▶ YOUR OBJECTIVE
Repeat, line for line, the entries printed below.

▶ RECORDS SHOWN

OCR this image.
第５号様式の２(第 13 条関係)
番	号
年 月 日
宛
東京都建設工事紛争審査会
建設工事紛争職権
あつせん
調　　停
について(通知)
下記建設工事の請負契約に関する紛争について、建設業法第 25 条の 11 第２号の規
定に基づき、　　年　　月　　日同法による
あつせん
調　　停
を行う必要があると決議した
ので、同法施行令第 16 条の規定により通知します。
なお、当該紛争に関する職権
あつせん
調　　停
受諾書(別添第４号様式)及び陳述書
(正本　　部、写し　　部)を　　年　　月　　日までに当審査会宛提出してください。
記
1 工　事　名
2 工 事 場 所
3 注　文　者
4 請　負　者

▶ ANSWER IN FULL
OCR this image.
第５号様式の２(第 13 条関係)
番	号
年 月 日
宛
東京都建設工事紛争審査会
建設工事紛争職権
あつせん
調　　停
について(通知)
下記建設工事の請負契約に関する紛争について、建設業法第 25 条の 11 第２号の規
定に基づき、　　年　　月　　日同法による
あつせん
調　　停
を行う必要があると決議した
ので、同法施行令第 16 条の規定により通知します。
なお、当該紛争に関する職権
あつせん
調　　停
受諾書(別添第４号様式)及び陳述書
(正本　　部、写し　　部)を　　年　　月　　日までに当審査会宛提出してください。
記
1 工　事　名
2 工 事 場 所
3 注　文　者
4 請　負　者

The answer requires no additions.